[Start]

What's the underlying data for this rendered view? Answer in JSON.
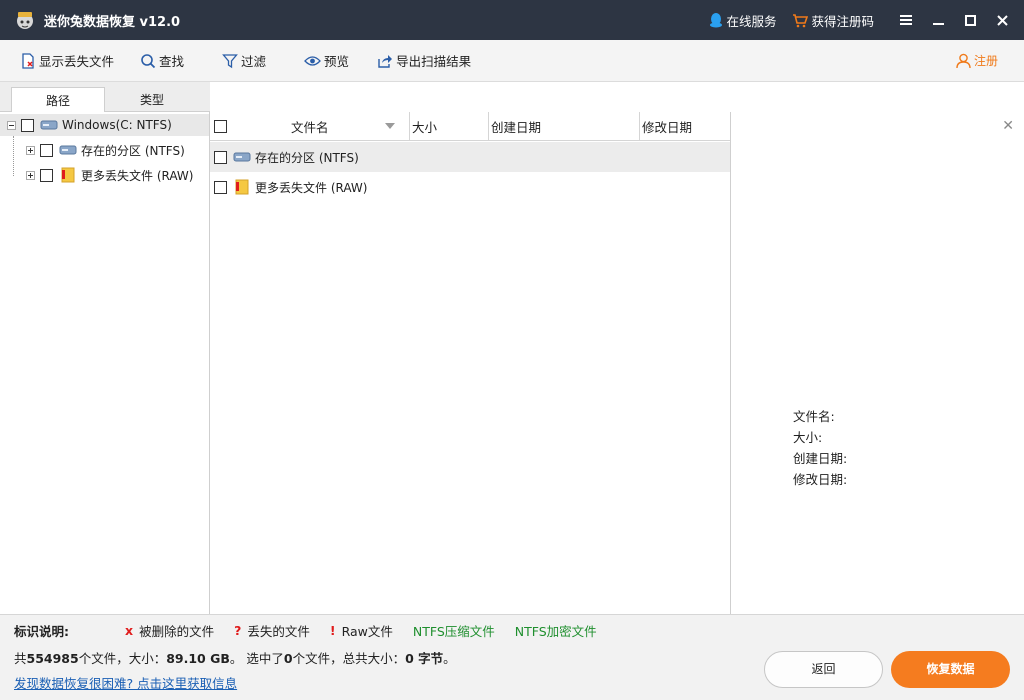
{
  "app": {
    "title": "迷你兔数据恢复 v12.0"
  },
  "titlebar": {
    "online_service": "在线服务",
    "get_code": "获得注册码"
  },
  "toolbar": {
    "show_lost": "显示丢失文件",
    "find": "查找",
    "filter": "过滤",
    "preview": "预览",
    "export": "导出扫描结果",
    "register": "注册"
  },
  "tabs": {
    "path": "路径",
    "type": "类型"
  },
  "tree": {
    "root": "Windows(C: NTFS)",
    "children": [
      "存在的分区 (NTFS)",
      "更多丢失文件 (RAW)"
    ]
  },
  "filelist": {
    "headers": {
      "name": "文件名",
      "size": "大小",
      "created": "创建日期",
      "modified": "修改日期"
    },
    "rows": [
      {
        "name": "存在的分区 (NTFS)"
      },
      {
        "name": "更多丢失文件 (RAW)"
      }
    ]
  },
  "preview": {
    "name": "文件名:",
    "size": "大小:",
    "created": "创建日期:",
    "modified": "修改日期:"
  },
  "legend": {
    "title": "标识说明:",
    "deleted_mark": "x",
    "deleted": "被删除的文件",
    "lost_mark": "?",
    "lost": "丢失的文件",
    "raw_mark": "!",
    "raw": "Raw文件",
    "ntfs_compressed": "NTFS压缩文件",
    "ntfs_encrypted": "NTFS加密文件"
  },
  "summary": {
    "prefix": "共",
    "total_files": "554985",
    "files_unit": "个文件，大小：",
    "total_size": "89.10 GB",
    "selected_prefix": "。 选中了",
    "selected_count": "0",
    "selected_mid": "个文件，总共大小：",
    "selected_size": "0 字节",
    "suffix": "。"
  },
  "bottom": {
    "help_link": "发现数据恢复很困难? 点击这里获取信息",
    "back": "返回",
    "recover": "恢复数据"
  },
  "colors": {
    "accent": "#f57c1f",
    "titlebar": "#2d3543",
    "green": "#1f8f2e",
    "red": "#e01c1c"
  }
}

[End]

WHAT TO DO: Omit the pictures and output all of the other material exactly.

THE REPLY:
What's the underlying data for this rendered view? Answer in JSON.
{
  "app": {
    "title": "迷你兔数据恢复 v12.0"
  },
  "titlebar": {
    "online_service": "在线服务",
    "get_code": "获得注册码"
  },
  "toolbar": {
    "show_lost": "显示丢失文件",
    "find": "查找",
    "filter": "过滤",
    "preview": "预览",
    "export": "导出扫描结果",
    "register": "注册"
  },
  "tabs": {
    "path": "路径",
    "type": "类型"
  },
  "tree": {
    "root": "Windows(C: NTFS)",
    "children": [
      "存在的分区 (NTFS)",
      "更多丢失文件 (RAW)"
    ]
  },
  "filelist": {
    "headers": {
      "name": "文件名",
      "size": "大小",
      "created": "创建日期",
      "modified": "修改日期"
    },
    "rows": [
      {
        "name": "存在的分区 (NTFS)"
      },
      {
        "name": "更多丢失文件 (RAW)"
      }
    ]
  },
  "preview": {
    "name": "文件名:",
    "size": "大小:",
    "created": "创建日期:",
    "modified": "修改日期:"
  },
  "legend": {
    "title": "标识说明:",
    "deleted_mark": "x",
    "deleted": "被删除的文件",
    "lost_mark": "?",
    "lost": "丢失的文件",
    "raw_mark": "!",
    "raw": "Raw文件",
    "ntfs_compressed": "NTFS压缩文件",
    "ntfs_encrypted": "NTFS加密文件"
  },
  "summary": {
    "prefix": "共",
    "total_files": "554985",
    "files_unit": "个文件，大小：",
    "total_size": "89.10 GB",
    "selected_prefix": "。 选中了",
    "selected_count": "0",
    "selected_mid": "个文件，总共大小：",
    "selected_size": "0 字节",
    "suffix": "。"
  },
  "bottom": {
    "help_link": "发现数据恢复很困难? 点击这里获取信息",
    "back": "返回",
    "recover": "恢复数据"
  },
  "colors": {
    "accent": "#f57c1f",
    "titlebar": "#2d3543",
    "green": "#1f8f2e",
    "red": "#e01c1c"
  }
}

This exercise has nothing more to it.